Labeled region entries
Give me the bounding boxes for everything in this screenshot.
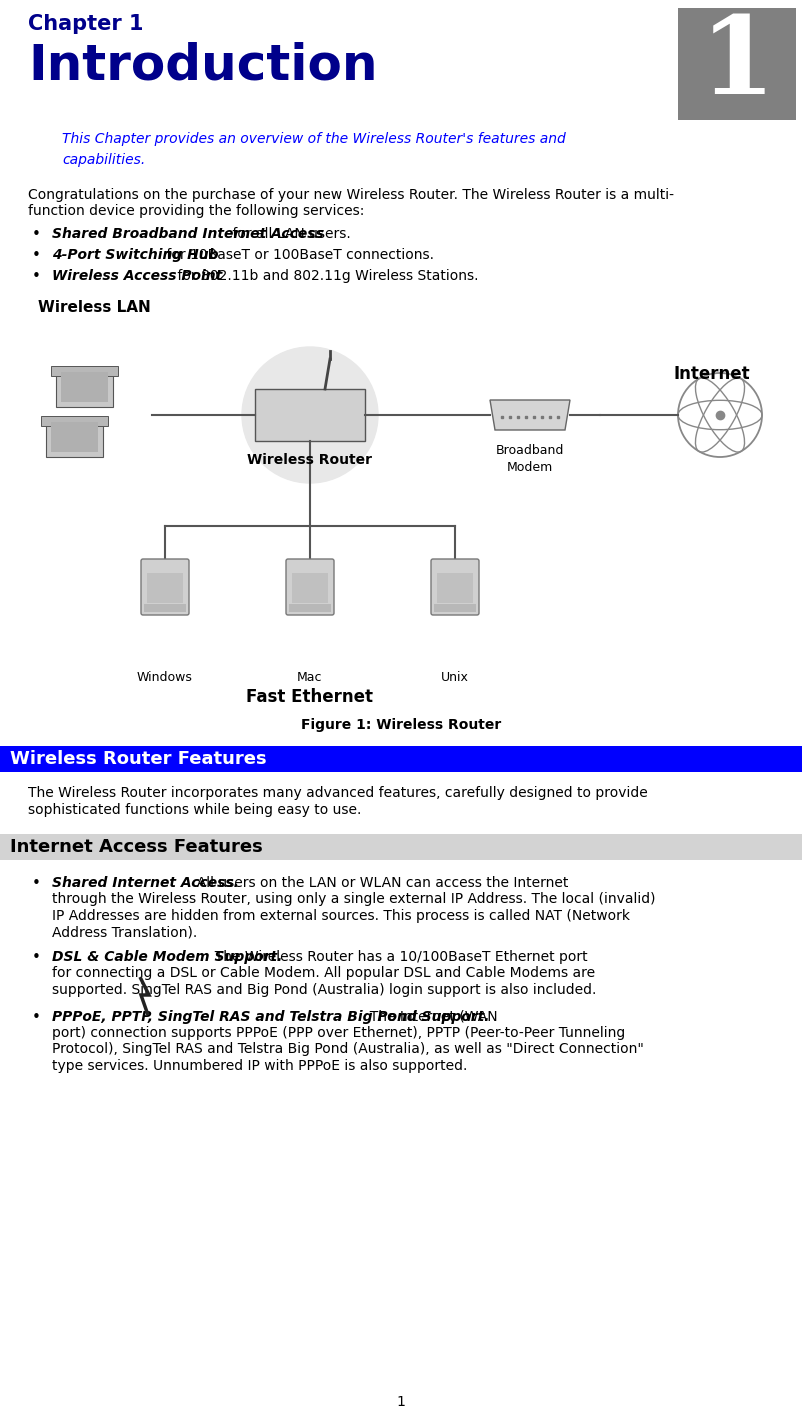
Text: supported. SingTel RAS and Big Pond (Australia) login support is also included.: supported. SingTel RAS and Big Pond (Aus… <box>52 983 596 997</box>
FancyBboxPatch shape <box>255 388 365 441</box>
FancyBboxPatch shape <box>42 417 108 426</box>
Text: The Wireless Router incorporates many advanced features, carefully designed to p: The Wireless Router incorporates many ad… <box>28 786 647 801</box>
Text: Wireless LAN: Wireless LAN <box>38 299 151 315</box>
Text: for 802.11b and 802.11g Wireless Stations.: for 802.11b and 802.11g Wireless Station… <box>172 270 478 282</box>
Text: Introduction: Introduction <box>28 42 377 90</box>
Text: PPPoE, PPTP, SingTel RAS and Telstra Big Pond Support.: PPPoE, PPTP, SingTel RAS and Telstra Big… <box>52 1010 489 1024</box>
FancyBboxPatch shape <box>0 746 802 772</box>
FancyBboxPatch shape <box>286 559 334 616</box>
Text: All users on the LAN or WLAN can access the Internet: All users on the LAN or WLAN can access … <box>188 875 568 890</box>
Text: through the Wireless Router, using only a single external IP Address. The local : through the Wireless Router, using only … <box>52 892 654 907</box>
Text: Wireless Router Features: Wireless Router Features <box>10 750 266 768</box>
FancyBboxPatch shape <box>51 366 119 376</box>
Text: for connecting a DSL or Cable Modem. All popular DSL and Cable Modems are: for connecting a DSL or Cable Modem. All… <box>52 966 594 980</box>
Text: function device providing the following services:: function device providing the following … <box>28 203 364 217</box>
Text: 1: 1 <box>699 11 774 117</box>
Text: Mac: Mac <box>297 671 322 683</box>
FancyBboxPatch shape <box>431 559 479 616</box>
Text: Congratulations on the purchase of your new Wireless Router. The Wireless Router: Congratulations on the purchase of your … <box>28 188 673 202</box>
FancyBboxPatch shape <box>433 604 476 611</box>
Text: 4-Port Switching Hub: 4-Port Switching Hub <box>52 249 218 263</box>
FancyBboxPatch shape <box>147 573 183 603</box>
Text: This Chapter provides an overview of the Wireless Router's features and
capabili: This Chapter provides an overview of the… <box>62 131 565 167</box>
Text: •: • <box>32 950 41 964</box>
Text: Figure 1: Wireless Router: Figure 1: Wireless Router <box>301 717 500 731</box>
Text: 1: 1 <box>396 1395 405 1409</box>
Text: Wireless Access Point: Wireless Access Point <box>52 270 222 282</box>
Text: Protocol), SingTel RAS and Telstra Big Pond (Australia), as well as "Direct Conn: Protocol), SingTel RAS and Telstra Big P… <box>52 1042 643 1056</box>
FancyBboxPatch shape <box>292 573 327 603</box>
FancyBboxPatch shape <box>51 422 99 452</box>
Text: port) connection supports PPPoE (PPP over Ethernet), PPTP (Peer-to-Peer Tunnelin: port) connection supports PPPoE (PPP ove… <box>52 1027 625 1041</box>
FancyBboxPatch shape <box>144 604 186 611</box>
Text: Wireless Router: Wireless Router <box>247 453 372 467</box>
Text: •: • <box>32 1010 41 1025</box>
Polygon shape <box>489 400 569 431</box>
Text: Internet Access Features: Internet Access Features <box>10 837 262 856</box>
Text: Broadband
Modem: Broadband Modem <box>495 443 564 474</box>
FancyBboxPatch shape <box>0 834 802 860</box>
Text: sophisticated functions while being easy to use.: sophisticated functions while being easy… <box>28 803 361 818</box>
Text: Internet: Internet <box>673 364 749 383</box>
FancyBboxPatch shape <box>141 559 188 616</box>
FancyBboxPatch shape <box>436 573 472 603</box>
Text: type services. Unnumbered IP with PPPoE is also supported.: type services. Unnumbered IP with PPPoE … <box>52 1059 467 1073</box>
FancyBboxPatch shape <box>289 604 330 611</box>
Text: The Internet (WAN: The Internet (WAN <box>361 1010 497 1024</box>
FancyBboxPatch shape <box>677 8 795 120</box>
FancyBboxPatch shape <box>56 367 113 407</box>
Text: Address Translation).: Address Translation). <box>52 925 197 939</box>
Text: Chapter 1: Chapter 1 <box>28 14 144 34</box>
Text: Fast Ethernet: Fast Ethernet <box>246 688 373 706</box>
Text: Shared Broadband Internet Access: Shared Broadband Internet Access <box>52 227 323 241</box>
FancyBboxPatch shape <box>47 417 103 457</box>
Text: •: • <box>32 227 41 241</box>
Text: for all LAN users.: for all LAN users. <box>228 227 350 241</box>
Text: IP Addresses are hidden from external sources. This process is called NAT (Netwo: IP Addresses are hidden from external so… <box>52 909 630 923</box>
Text: Unix: Unix <box>440 671 468 683</box>
Text: •: • <box>32 249 41 263</box>
FancyBboxPatch shape <box>62 371 108 402</box>
Text: The Wireless Router has a 10/100BaseT Ethernet port: The Wireless Router has a 10/100BaseT Et… <box>206 950 587 964</box>
Text: Shared Internet Access.: Shared Internet Access. <box>52 875 238 890</box>
Text: •: • <box>32 270 41 284</box>
Text: Windows: Windows <box>137 671 192 683</box>
Text: •: • <box>32 875 41 891</box>
Text: DSL & Cable Modem Support.: DSL & Cable Modem Support. <box>52 950 282 964</box>
Text: for 10BaseT or 100BaseT connections.: for 10BaseT or 100BaseT connections. <box>162 249 433 263</box>
Circle shape <box>241 347 378 483</box>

__REQUIREMENTS__: Copy out each item above word for word, omitting the pictures.

__EXERCISE SOLUTION__:
Give me the bounding boxes for everything in this screenshot.
Text: supported. SingTel RAS and Big Pond (Australia) login support is also included.: supported. SingTel RAS and Big Pond (Aus… <box>52 983 596 997</box>
FancyBboxPatch shape <box>255 388 365 441</box>
FancyBboxPatch shape <box>42 417 108 426</box>
Text: The Wireless Router incorporates many advanced features, carefully designed to p: The Wireless Router incorporates many ad… <box>28 786 647 801</box>
Text: Wireless LAN: Wireless LAN <box>38 299 151 315</box>
Text: for 802.11b and 802.11g Wireless Stations.: for 802.11b and 802.11g Wireless Station… <box>172 270 478 282</box>
Text: Introduction: Introduction <box>28 42 377 90</box>
Text: PPPoE, PPTP, SingTel RAS and Telstra Big Pond Support.: PPPoE, PPTP, SingTel RAS and Telstra Big… <box>52 1010 489 1024</box>
FancyBboxPatch shape <box>0 746 802 772</box>
FancyBboxPatch shape <box>286 559 334 616</box>
Text: All users on the LAN or WLAN can access the Internet: All users on the LAN or WLAN can access … <box>188 875 568 890</box>
Text: through the Wireless Router, using only a single external IP Address. The local : through the Wireless Router, using only … <box>52 892 654 907</box>
Text: Wireless Router Features: Wireless Router Features <box>10 750 266 768</box>
FancyBboxPatch shape <box>51 366 119 376</box>
Text: for connecting a DSL or Cable Modem. All popular DSL and Cable Modems are: for connecting a DSL or Cable Modem. All… <box>52 966 594 980</box>
Text: function device providing the following services:: function device providing the following … <box>28 203 364 217</box>
Text: 1: 1 <box>699 11 774 117</box>
Text: Mac: Mac <box>297 671 322 683</box>
FancyBboxPatch shape <box>431 559 479 616</box>
Text: Congratulations on the purchase of your new Wireless Router. The Wireless Router: Congratulations on the purchase of your … <box>28 188 673 202</box>
FancyBboxPatch shape <box>433 604 476 611</box>
Text: 4-Port Switching Hub: 4-Port Switching Hub <box>52 249 218 263</box>
FancyBboxPatch shape <box>147 573 183 603</box>
Text: This Chapter provides an overview of the Wireless Router's features and
capabili: This Chapter provides an overview of the… <box>62 131 565 167</box>
Text: •: • <box>32 950 41 964</box>
Text: Figure 1: Wireless Router: Figure 1: Wireless Router <box>301 717 500 731</box>
Text: 1: 1 <box>396 1395 405 1409</box>
Text: Wireless Access Point: Wireless Access Point <box>52 270 222 282</box>
Text: Protocol), SingTel RAS and Telstra Big Pond (Australia), as well as "Direct Conn: Protocol), SingTel RAS and Telstra Big P… <box>52 1042 643 1056</box>
FancyBboxPatch shape <box>292 573 327 603</box>
FancyBboxPatch shape <box>51 422 99 452</box>
Text: port) connection supports PPPoE (PPP over Ethernet), PPTP (Peer-to-Peer Tunnelin: port) connection supports PPPoE (PPP ove… <box>52 1027 625 1041</box>
FancyBboxPatch shape <box>144 604 186 611</box>
Text: Wireless Router: Wireless Router <box>247 453 372 467</box>
Text: •: • <box>32 1010 41 1025</box>
Polygon shape <box>489 400 569 431</box>
Text: Internet Access Features: Internet Access Features <box>10 837 262 856</box>
Text: Broadband
Modem: Broadband Modem <box>495 443 564 474</box>
FancyBboxPatch shape <box>0 834 802 860</box>
Text: sophisticated functions while being easy to use.: sophisticated functions while being easy… <box>28 803 361 818</box>
Text: Internet: Internet <box>673 364 749 383</box>
FancyBboxPatch shape <box>141 559 188 616</box>
FancyBboxPatch shape <box>436 573 472 603</box>
Text: type services. Unnumbered IP with PPPoE is also supported.: type services. Unnumbered IP with PPPoE … <box>52 1059 467 1073</box>
FancyBboxPatch shape <box>289 604 330 611</box>
Text: The Internet (WAN: The Internet (WAN <box>361 1010 497 1024</box>
FancyBboxPatch shape <box>677 8 795 120</box>
FancyBboxPatch shape <box>56 367 113 407</box>
Text: Address Translation).: Address Translation). <box>52 925 197 939</box>
Text: Chapter 1: Chapter 1 <box>28 14 144 34</box>
Text: Fast Ethernet: Fast Ethernet <box>246 688 373 706</box>
Text: Shared Broadband Internet Access: Shared Broadband Internet Access <box>52 227 323 241</box>
FancyBboxPatch shape <box>47 417 103 457</box>
Text: •: • <box>32 227 41 241</box>
Text: for all LAN users.: for all LAN users. <box>228 227 350 241</box>
Text: IP Addresses are hidden from external sources. This process is called NAT (Netwo: IP Addresses are hidden from external so… <box>52 909 630 923</box>
Text: Unix: Unix <box>440 671 468 683</box>
Text: •: • <box>32 249 41 263</box>
FancyBboxPatch shape <box>62 371 108 402</box>
Text: The Wireless Router has a 10/100BaseT Ethernet port: The Wireless Router has a 10/100BaseT Et… <box>206 950 587 964</box>
Text: Shared Internet Access.: Shared Internet Access. <box>52 875 238 890</box>
Text: •: • <box>32 270 41 284</box>
Text: Windows: Windows <box>137 671 192 683</box>
Text: •: • <box>32 875 41 891</box>
Text: DSL & Cable Modem Support.: DSL & Cable Modem Support. <box>52 950 282 964</box>
Text: for 10BaseT or 100BaseT connections.: for 10BaseT or 100BaseT connections. <box>162 249 433 263</box>
Circle shape <box>241 347 378 483</box>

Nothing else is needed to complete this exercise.